Task to carry out:
Give all the lines below again, exactly, with no pictures.

Dataset extract:
---
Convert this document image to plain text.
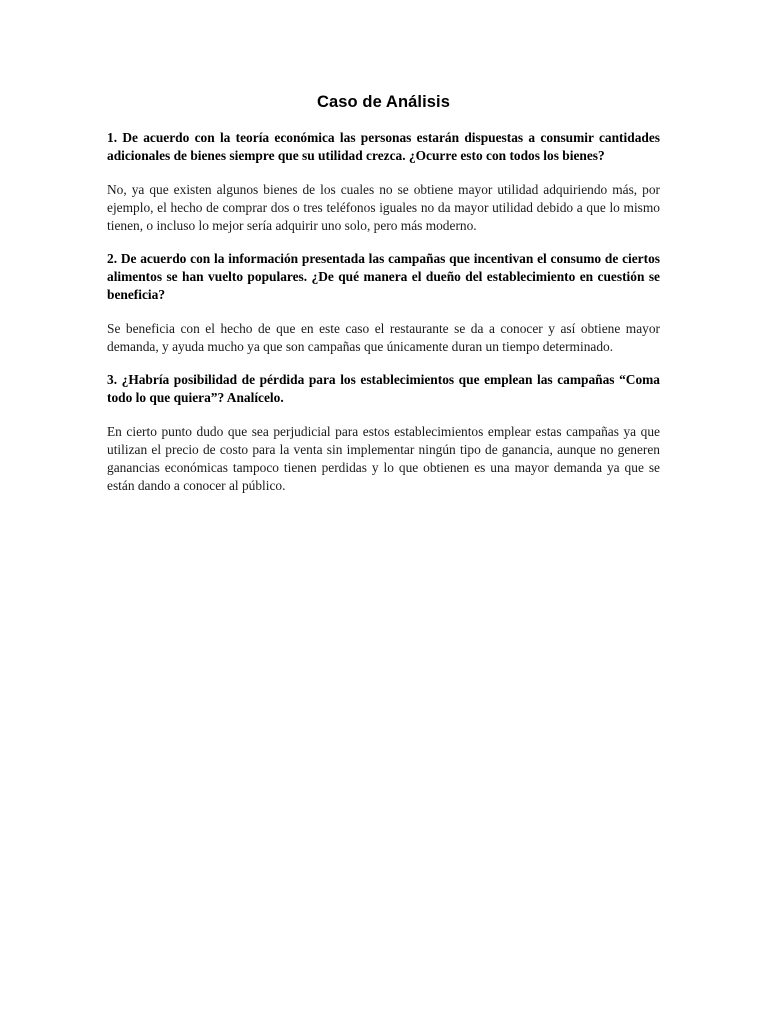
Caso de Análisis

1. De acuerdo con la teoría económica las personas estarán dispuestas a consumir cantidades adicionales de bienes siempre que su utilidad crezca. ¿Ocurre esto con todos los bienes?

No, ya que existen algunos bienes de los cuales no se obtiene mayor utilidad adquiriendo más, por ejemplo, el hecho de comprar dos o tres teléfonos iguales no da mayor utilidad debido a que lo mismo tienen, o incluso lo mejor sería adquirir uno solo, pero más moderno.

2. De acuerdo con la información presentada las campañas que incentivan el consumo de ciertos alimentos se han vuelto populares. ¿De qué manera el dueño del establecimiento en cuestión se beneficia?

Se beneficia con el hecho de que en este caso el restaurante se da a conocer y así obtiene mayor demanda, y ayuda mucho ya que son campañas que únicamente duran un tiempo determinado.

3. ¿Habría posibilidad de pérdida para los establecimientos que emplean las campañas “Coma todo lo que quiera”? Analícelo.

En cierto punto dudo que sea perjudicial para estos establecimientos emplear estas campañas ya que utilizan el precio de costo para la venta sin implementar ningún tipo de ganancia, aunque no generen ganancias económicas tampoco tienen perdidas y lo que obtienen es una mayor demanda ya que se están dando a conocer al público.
---
Full output:
Convert this document image to plain text.
Caso de Análisis

1. De acuerdo con la teoría económica las personas estarán dispuestas a consumir cantidades adicionales de bienes siempre que su utilidad crezca. ¿Ocurre esto con todos los bienes?

No, ya que existen algunos bienes de los cuales no se obtiene mayor utilidad adquiriendo más, por ejemplo, el hecho de comprar dos o tres teléfonos iguales no da mayor utilidad debido a que lo mismo tienen, o incluso lo mejor sería adquirir uno solo, pero más moderno.

2. De acuerdo con la información presentada las campañas que incentivan el consumo de ciertos alimentos se han vuelto populares. ¿De qué manera el dueño del establecimiento en cuestión se beneficia?

Se beneficia con el hecho de que en este caso el restaurante se da a conocer y así obtiene mayor demanda, y ayuda mucho ya que son campañas que únicamente duran un tiempo determinado.

3. ¿Habría posibilidad de pérdida para los establecimientos que emplean las campañas “Coma todo lo que quiera”? Analícelo.

En cierto punto dudo que sea perjudicial para estos establecimientos emplear estas campañas ya que utilizan el precio de costo para la venta sin implementar ningún tipo de ganancia, aunque no generen ganancias económicas tampoco tienen perdidas y lo que obtienen es una mayor demanda ya que se están dando a conocer al público.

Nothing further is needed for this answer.